Collected data entries:
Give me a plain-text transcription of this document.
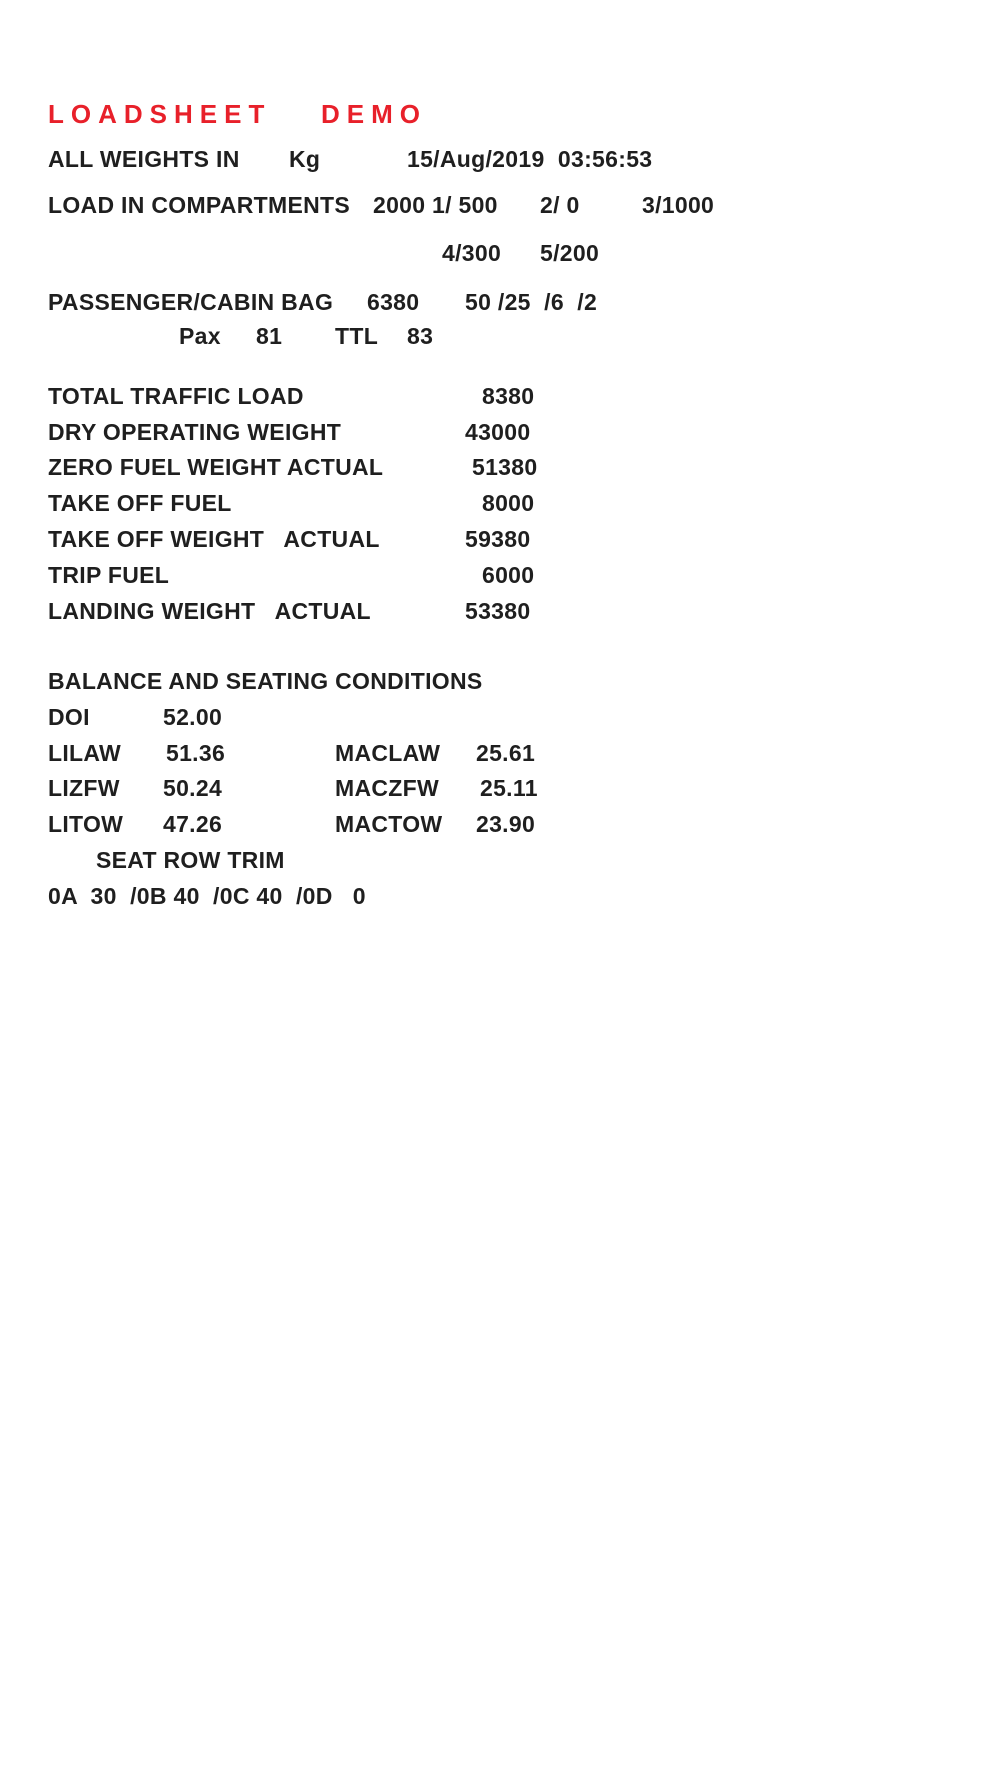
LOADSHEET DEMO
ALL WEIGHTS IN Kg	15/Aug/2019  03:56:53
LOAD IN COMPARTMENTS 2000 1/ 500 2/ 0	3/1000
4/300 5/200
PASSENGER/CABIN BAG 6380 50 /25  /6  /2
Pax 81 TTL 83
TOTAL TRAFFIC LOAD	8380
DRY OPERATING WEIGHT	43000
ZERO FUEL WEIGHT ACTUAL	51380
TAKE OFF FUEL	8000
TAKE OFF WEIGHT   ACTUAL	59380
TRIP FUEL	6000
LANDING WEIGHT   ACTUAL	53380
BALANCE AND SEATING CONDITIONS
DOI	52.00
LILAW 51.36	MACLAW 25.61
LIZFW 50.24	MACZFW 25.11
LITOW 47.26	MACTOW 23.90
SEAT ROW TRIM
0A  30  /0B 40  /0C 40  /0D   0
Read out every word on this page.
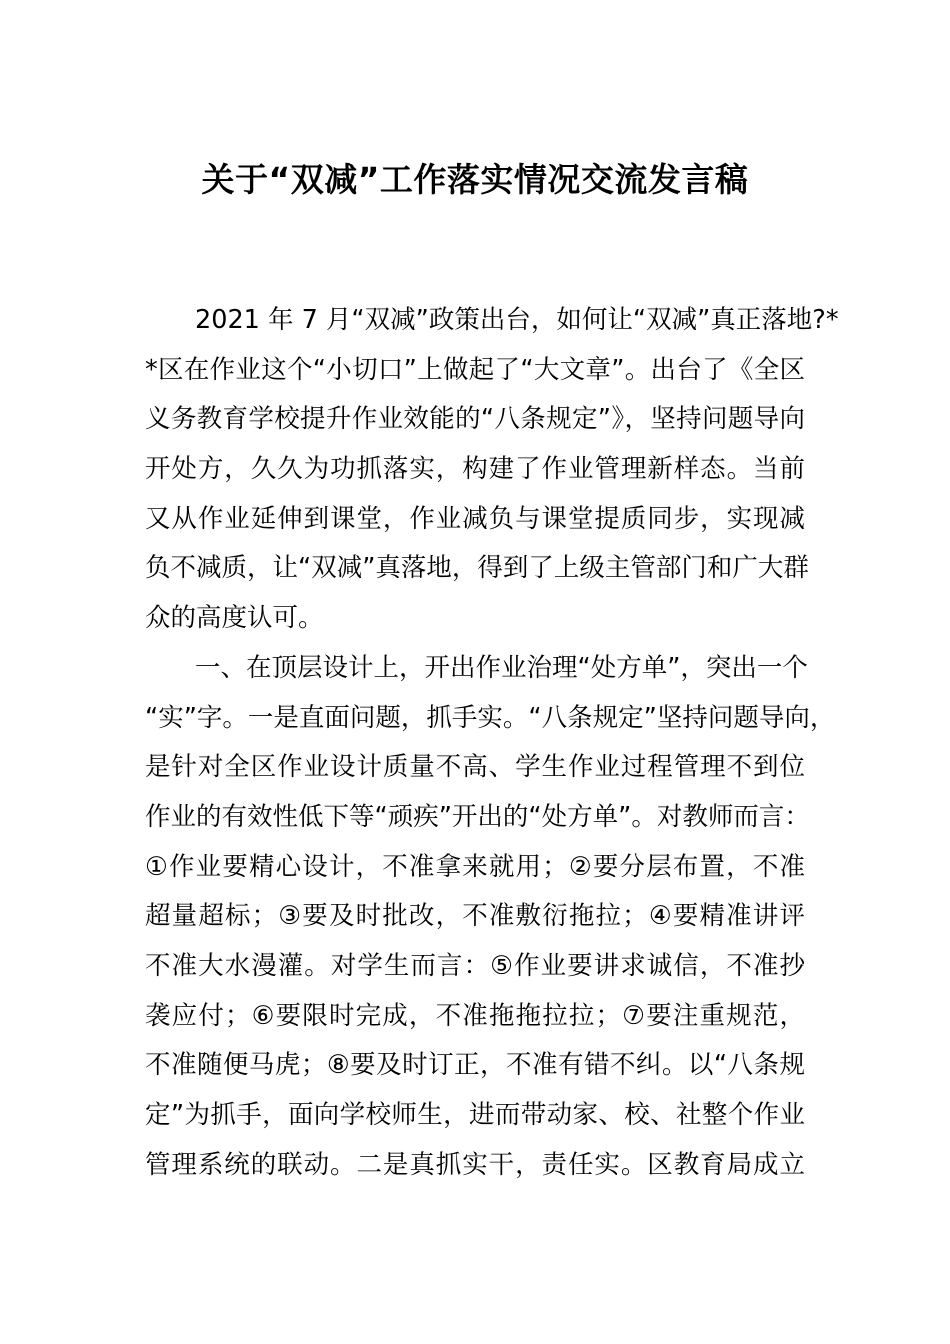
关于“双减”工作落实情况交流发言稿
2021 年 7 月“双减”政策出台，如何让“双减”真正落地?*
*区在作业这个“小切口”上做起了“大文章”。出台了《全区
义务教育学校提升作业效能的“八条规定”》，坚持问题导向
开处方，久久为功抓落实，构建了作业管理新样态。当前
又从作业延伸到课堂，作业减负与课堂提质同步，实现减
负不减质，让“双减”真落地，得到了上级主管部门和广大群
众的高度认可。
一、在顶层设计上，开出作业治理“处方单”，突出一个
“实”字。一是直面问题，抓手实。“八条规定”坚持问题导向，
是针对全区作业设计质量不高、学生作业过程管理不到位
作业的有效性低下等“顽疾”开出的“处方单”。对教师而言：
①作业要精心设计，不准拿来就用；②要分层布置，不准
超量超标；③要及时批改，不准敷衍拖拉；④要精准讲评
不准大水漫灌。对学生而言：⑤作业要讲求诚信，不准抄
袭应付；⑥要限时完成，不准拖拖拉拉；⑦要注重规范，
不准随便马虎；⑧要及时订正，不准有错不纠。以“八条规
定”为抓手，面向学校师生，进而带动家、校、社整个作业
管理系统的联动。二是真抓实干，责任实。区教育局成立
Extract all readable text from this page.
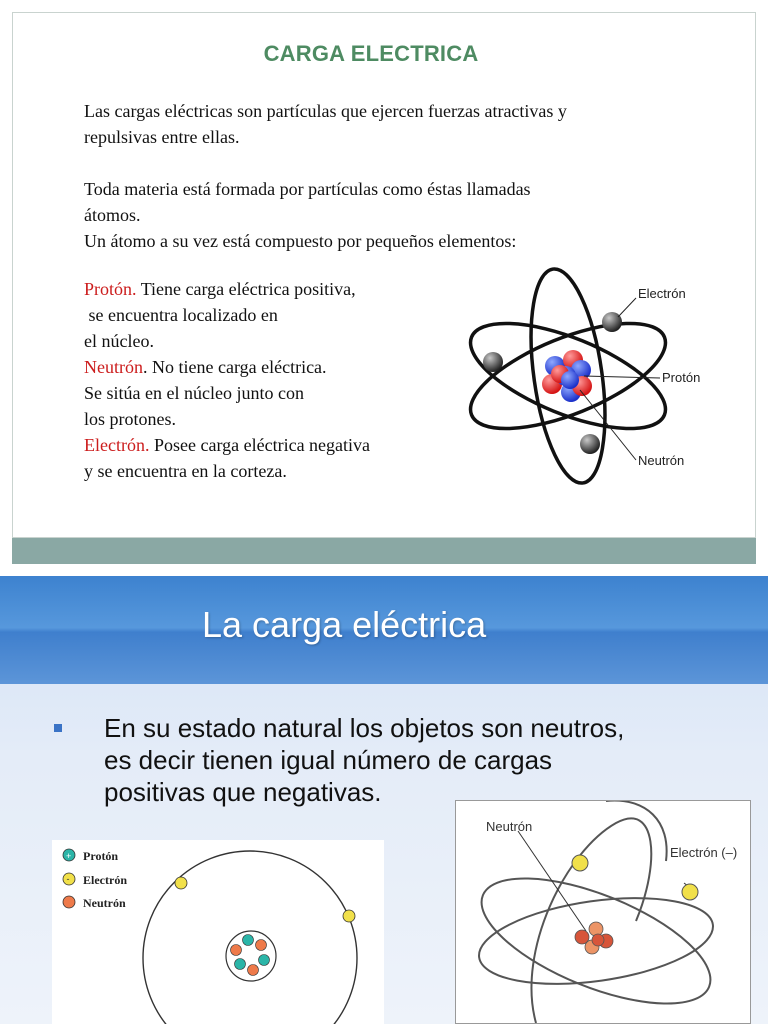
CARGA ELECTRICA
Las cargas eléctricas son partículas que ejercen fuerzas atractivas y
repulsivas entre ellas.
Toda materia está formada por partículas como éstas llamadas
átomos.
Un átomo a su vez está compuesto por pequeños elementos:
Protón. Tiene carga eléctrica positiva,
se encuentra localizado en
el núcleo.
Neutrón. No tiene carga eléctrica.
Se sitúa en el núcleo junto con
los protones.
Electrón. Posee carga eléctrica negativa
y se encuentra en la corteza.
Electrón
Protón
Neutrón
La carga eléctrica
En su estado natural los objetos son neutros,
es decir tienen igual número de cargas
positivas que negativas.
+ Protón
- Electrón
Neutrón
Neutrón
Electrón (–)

• GIVEN PROBLEM: Gather each line of the listing that holds the string "cargas".

• RESULT:
Las cargas eléctricas son partículas que ejercen fuerzas atractivas y
es decir tienen igual número de cargas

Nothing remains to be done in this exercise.